• [GIVEN PROBLEM] Search the data for the word "troll" and copy every line that contains it.
-------- EXERCISE INPUT
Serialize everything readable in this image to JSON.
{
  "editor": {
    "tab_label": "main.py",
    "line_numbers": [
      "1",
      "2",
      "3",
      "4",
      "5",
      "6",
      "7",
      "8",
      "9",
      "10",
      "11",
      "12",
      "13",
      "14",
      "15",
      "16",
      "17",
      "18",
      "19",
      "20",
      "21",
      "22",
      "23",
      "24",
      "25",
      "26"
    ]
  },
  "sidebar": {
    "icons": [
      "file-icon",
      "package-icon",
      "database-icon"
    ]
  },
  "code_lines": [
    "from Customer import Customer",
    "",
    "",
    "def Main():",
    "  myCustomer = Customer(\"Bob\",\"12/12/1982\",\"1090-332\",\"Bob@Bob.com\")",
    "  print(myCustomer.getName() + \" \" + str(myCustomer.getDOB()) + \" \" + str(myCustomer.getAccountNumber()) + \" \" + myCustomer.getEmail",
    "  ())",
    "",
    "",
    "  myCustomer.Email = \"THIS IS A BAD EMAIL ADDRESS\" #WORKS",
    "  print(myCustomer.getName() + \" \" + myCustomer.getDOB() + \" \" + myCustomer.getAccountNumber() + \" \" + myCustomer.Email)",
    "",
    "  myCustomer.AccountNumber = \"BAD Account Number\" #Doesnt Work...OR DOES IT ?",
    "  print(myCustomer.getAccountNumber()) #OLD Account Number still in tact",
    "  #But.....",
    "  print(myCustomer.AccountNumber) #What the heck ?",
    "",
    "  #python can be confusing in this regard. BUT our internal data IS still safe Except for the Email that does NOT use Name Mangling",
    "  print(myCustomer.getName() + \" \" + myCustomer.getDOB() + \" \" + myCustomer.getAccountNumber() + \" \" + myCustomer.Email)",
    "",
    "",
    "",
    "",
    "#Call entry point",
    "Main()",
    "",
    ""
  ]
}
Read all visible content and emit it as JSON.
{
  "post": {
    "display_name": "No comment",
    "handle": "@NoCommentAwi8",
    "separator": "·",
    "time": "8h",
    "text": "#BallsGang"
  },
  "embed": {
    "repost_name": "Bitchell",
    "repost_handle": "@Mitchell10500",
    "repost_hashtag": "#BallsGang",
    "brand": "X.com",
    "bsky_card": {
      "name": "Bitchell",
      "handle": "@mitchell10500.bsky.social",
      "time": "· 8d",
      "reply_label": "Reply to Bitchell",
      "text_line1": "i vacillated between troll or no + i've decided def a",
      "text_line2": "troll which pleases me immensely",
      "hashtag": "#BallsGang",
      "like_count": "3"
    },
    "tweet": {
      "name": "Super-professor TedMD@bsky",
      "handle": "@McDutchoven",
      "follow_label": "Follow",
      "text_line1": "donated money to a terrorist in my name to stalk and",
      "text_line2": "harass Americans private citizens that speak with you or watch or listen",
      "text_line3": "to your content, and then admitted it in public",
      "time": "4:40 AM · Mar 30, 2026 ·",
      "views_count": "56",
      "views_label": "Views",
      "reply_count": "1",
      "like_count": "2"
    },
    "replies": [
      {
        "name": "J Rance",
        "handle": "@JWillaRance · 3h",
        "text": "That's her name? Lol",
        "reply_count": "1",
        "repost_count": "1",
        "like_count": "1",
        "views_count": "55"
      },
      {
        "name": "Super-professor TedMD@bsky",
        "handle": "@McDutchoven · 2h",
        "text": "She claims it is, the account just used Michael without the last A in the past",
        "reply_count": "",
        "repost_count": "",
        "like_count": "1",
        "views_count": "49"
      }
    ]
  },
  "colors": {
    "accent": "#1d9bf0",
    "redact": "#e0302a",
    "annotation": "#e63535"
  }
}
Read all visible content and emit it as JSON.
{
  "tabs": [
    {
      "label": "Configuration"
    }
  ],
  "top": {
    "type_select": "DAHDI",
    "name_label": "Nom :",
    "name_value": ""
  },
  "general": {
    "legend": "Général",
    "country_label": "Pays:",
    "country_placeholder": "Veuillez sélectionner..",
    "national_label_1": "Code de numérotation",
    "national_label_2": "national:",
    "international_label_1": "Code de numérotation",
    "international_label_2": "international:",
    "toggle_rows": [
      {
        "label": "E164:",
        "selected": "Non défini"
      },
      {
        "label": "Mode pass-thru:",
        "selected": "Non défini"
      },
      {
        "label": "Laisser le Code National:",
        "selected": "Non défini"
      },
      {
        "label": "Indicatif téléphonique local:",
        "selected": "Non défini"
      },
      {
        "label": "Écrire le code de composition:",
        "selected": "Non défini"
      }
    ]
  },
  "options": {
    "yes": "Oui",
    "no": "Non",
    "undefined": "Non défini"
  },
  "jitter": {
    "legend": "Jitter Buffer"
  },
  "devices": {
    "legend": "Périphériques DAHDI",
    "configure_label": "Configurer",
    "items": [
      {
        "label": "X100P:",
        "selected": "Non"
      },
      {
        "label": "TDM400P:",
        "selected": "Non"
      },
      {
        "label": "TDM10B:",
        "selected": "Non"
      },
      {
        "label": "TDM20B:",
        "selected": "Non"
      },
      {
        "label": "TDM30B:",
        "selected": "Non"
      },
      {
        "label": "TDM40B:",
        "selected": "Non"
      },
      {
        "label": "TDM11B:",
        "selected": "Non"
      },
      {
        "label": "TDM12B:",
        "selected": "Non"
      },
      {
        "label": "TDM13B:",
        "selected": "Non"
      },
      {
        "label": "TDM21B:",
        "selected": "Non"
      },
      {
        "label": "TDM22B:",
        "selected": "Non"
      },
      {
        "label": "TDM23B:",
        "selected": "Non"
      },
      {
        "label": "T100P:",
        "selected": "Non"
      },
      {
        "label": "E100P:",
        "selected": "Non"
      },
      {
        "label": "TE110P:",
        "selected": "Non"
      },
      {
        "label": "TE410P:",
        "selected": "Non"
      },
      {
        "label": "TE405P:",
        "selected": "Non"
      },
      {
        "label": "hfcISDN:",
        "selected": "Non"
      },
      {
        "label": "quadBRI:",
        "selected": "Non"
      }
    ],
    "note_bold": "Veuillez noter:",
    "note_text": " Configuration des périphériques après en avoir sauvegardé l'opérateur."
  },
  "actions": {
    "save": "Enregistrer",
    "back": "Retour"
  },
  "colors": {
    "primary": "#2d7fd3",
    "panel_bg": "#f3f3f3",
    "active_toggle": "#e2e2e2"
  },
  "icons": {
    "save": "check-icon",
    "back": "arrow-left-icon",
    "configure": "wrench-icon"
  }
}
----------------
• [OUTPUT FOR THIS TASK]
      "text_line1": "i vacillated between troll or no + i've decided def a",
      "text_line2": "troll which pleases me immensely",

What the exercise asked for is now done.